YOUR TASK
Print all of the entries exactly, minus the pictures.

— Start —

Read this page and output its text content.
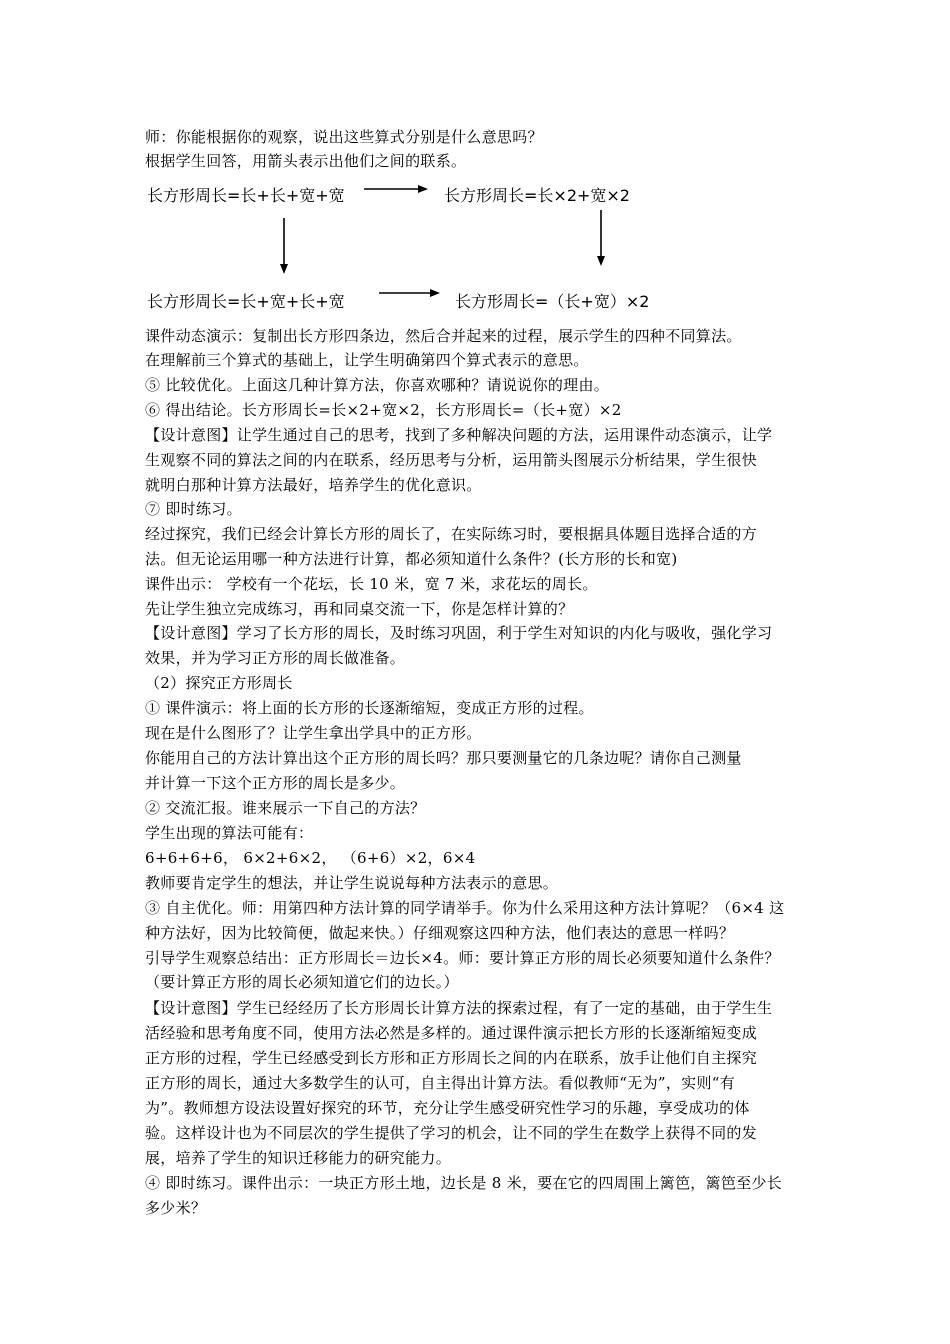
师：你能根据你的观察，说出这些算式分别是什么意思吗？
根据学生回答，用箭头表示出他们之间的联系。
长方形周长=长+长+宽+宽	长方形周长=长×2+宽×2
长方形周长=长+宽+长+宽	长方形周长=（长+宽）×2
课件动态演示：复制出长方形四条边，然后合并起来的过程，展示学生的四种不同算法。
在理解前三个算式的基础上，让学生明确第四个算式表示的意思。
⑤ 比较优化。上面这几种计算方法，你喜欢哪种？请说说你的理由。
⑥ 得出结论。长方形周长=长×2+宽×2，长方形周长=（长+宽）×2
【设计意图】让学生通过自己的思考，找到了多种解决问题的方法，运用课件动态演示，让学
生观察不同的算法之间的内在联系，经历思考与分析，运用箭头图展示分析结果，学生很快
就明白那种计算方法最好，培养学生的优化意识。
⑦ 即时练习。
经过探究，我们已经会计算长方形的周长了，在实际练习时，要根据具体题目选择合适的方
法。但无论运用哪一种方法进行计算，都必须知道什么条件？(长方形的长和宽)
课件出示： 学校有一个花坛，长 10 米，宽 7 米，求花坛的周长。
先让学生独立完成练习，再和同桌交流一下，你是怎样计算的？
【设计意图】学习了长方形的周长，及时练习巩固，利于学生对知识的内化与吸收，强化学习
效果，并为学习正方形的周长做准备。
（2）探究正方形周长
① 课件演示：将上面的长方形的长逐渐缩短，变成正方形的过程。
现在是什么图形了？让学生拿出学具中的正方形。
你能用自己的方法计算出这个正方形的周长吗？那只要测量它的几条边呢？请你自己测量
并计算一下这个正方形的周长是多少。
② 交流汇报。谁来展示一下自己的方法？
学生出现的算法可能有：
6+6+6+6， 6×2+6×2， （6+6）×2，6×4
教师要肯定学生的想法，并让学生说说每种方法表示的意思。
③ 自主优化。师：用第四种方法计算的同学请举手。你为什么采用这种方法计算呢？（6×4 这
种方法好，因为比较简便，做起来快。）仔细观察这四种方法，他们表达的意思一样吗？
引导学生观察总结出：正方形周长＝边长×4。师：要计算正方形的周长必须要知道什么条件？
（要计算正方形的周长必须知道它们的边长。）
【设计意图】学生已经经历了长方形周长计算方法的探索过程，有了一定的基础，由于学生生
活经验和思考角度不同，使用方法必然是多样的。通过课件演示把长方形的长逐渐缩短变成
正方形的过程，学生已经感受到长方形和正方形周长之间的内在联系，放手让他们自主探究
正方形的周长，通过大多数学生的认可，自主得出计算方法。看似教师“无为”，实则“有
为”。教师想方设法设置好探究的环节，充分让学生感受研究性学习的乐趣，享受成功的体
验。这样设计也为不同层次的学生提供了学习的机会，让不同的学生在数学上获得不同的发
展，培养了学生的知识迁移能力的研究能力。
④ 即时练习。课件出示：一块正方形土地，边长是 8 米，要在它的四周围上篱笆，篱笆至少长
多少米？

— End —

FULL RESPONSE
Read this page and output its text content.
师：你能根据你的观察，说出这些算式分别是什么意思吗？
根据学生回答，用箭头表示出他们之间的联系。
长方形周长=长+长+宽+宽	长方形周长=长×2+宽×2
长方形周长=长+宽+长+宽	长方形周长=（长+宽）×2
课件动态演示：复制出长方形四条边，然后合并起来的过程，展示学生的四种不同算法。
在理解前三个算式的基础上，让学生明确第四个算式表示的意思。
⑤ 比较优化。上面这几种计算方法，你喜欢哪种？请说说你的理由。
⑥ 得出结论。长方形周长=长×2+宽×2，长方形周长=（长+宽）×2
【设计意图】让学生通过自己的思考，找到了多种解决问题的方法，运用课件动态演示，让学
生观察不同的算法之间的内在联系，经历思考与分析，运用箭头图展示分析结果，学生很快
就明白那种计算方法最好，培养学生的优化意识。
⑦ 即时练习。
经过探究，我们已经会计算长方形的周长了，在实际练习时，要根据具体题目选择合适的方
法。但无论运用哪一种方法进行计算，都必须知道什么条件？(长方形的长和宽)
课件出示： 学校有一个花坛，长 10 米，宽 7 米，求花坛的周长。
先让学生独立完成练习，再和同桌交流一下，你是怎样计算的？
【设计意图】学习了长方形的周长，及时练习巩固，利于学生对知识的内化与吸收，强化学习
效果，并为学习正方形的周长做准备。
（2）探究正方形周长
① 课件演示：将上面的长方形的长逐渐缩短，变成正方形的过程。
现在是什么图形了？让学生拿出学具中的正方形。
你能用自己的方法计算出这个正方形的周长吗？那只要测量它的几条边呢？请你自己测量
并计算一下这个正方形的周长是多少。
② 交流汇报。谁来展示一下自己的方法？
学生出现的算法可能有：
6+6+6+6， 6×2+6×2， （6+6）×2，6×4
教师要肯定学生的想法，并让学生说说每种方法表示的意思。
③ 自主优化。师：用第四种方法计算的同学请举手。你为什么采用这种方法计算呢？（6×4 这
种方法好，因为比较简便，做起来快。）仔细观察这四种方法，他们表达的意思一样吗？
引导学生观察总结出：正方形周长＝边长×4。师：要计算正方形的周长必须要知道什么条件？
（要计算正方形的周长必须知道它们的边长。）
【设计意图】学生已经经历了长方形周长计算方法的探索过程，有了一定的基础，由于学生生
活经验和思考角度不同，使用方法必然是多样的。通过课件演示把长方形的长逐渐缩短变成
正方形的过程，学生已经感受到长方形和正方形周长之间的内在联系，放手让他们自主探究
正方形的周长，通过大多数学生的认可，自主得出计算方法。看似教师“无为”，实则“有
为”。教师想方设法设置好探究的环节，充分让学生感受研究性学习的乐趣，享受成功的体
验。这样设计也为不同层次的学生提供了学习的机会，让不同的学生在数学上获得不同的发
展，培养了学生的知识迁移能力的研究能力。
④ 即时练习。课件出示：一块正方形土地，边长是 8 米，要在它的四周围上篱笆，篱笆至少长
多少米？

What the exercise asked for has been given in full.